▶ Records for the task:
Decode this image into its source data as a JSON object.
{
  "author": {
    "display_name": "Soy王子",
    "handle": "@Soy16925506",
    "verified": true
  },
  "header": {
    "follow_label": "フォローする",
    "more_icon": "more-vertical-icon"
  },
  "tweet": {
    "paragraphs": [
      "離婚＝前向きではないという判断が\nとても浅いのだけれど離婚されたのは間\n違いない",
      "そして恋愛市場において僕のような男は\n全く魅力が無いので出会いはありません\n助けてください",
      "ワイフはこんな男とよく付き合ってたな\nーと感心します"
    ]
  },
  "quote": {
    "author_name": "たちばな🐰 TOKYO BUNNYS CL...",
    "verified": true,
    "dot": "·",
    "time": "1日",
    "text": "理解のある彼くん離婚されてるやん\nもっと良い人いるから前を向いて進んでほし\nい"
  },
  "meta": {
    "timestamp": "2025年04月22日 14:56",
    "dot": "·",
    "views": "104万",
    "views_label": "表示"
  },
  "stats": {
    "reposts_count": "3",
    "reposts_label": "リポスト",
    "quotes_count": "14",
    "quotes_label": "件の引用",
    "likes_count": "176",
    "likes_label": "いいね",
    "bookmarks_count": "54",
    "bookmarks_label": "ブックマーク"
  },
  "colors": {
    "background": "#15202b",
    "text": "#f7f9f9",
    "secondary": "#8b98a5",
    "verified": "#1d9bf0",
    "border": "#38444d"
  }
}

▶ Instructions for the task:
Your task is to retype all of the records exactly.

▶ Task result:
Decode this image into its source data as a JSON object.
{
  "author": {
    "display_name": "Soy王子",
    "handle": "@Soy16925506",
    "verified": true
  },
  "header": {
    "follow_label": "フォローする",
    "more_icon": "more-vertical-icon"
  },
  "tweet": {
    "paragraphs": [
      "離婚＝前向きではないという判断が\nとても浅いのだけれど離婚されたのは間\n違いない",
      "そして恋愛市場において僕のような男は\n全く魅力が無いので出会いはありません\n助けてください",
      "ワイフはこんな男とよく付き合ってたな\nーと感心します"
    ]
  },
  "quote": {
    "author_name": "たちばな🐰 TOKYO BUNNYS CL...",
    "verified": true,
    "dot": "·",
    "time": "1日",
    "text": "理解のある彼くん離婚されてるやん\nもっと良い人いるから前を向いて進んでほし\nい"
  },
  "meta": {
    "timestamp": "2025年04月22日 14:56",
    "dot": "·",
    "views": "104万",
    "views_label": "表示"
  },
  "stats": {
    "reposts_count": "3",
    "reposts_label": "リポスト",
    "quotes_count": "14",
    "quotes_label": "件の引用",
    "likes_count": "176",
    "likes_label": "いいね",
    "bookmarks_count": "54",
    "bookmarks_label": "ブックマーク"
  },
  "colors": {
    "background": "#15202b",
    "text": "#f7f9f9",
    "secondary": "#8b98a5",
    "verified": "#1d9bf0",
    "border": "#38444d"
  }
}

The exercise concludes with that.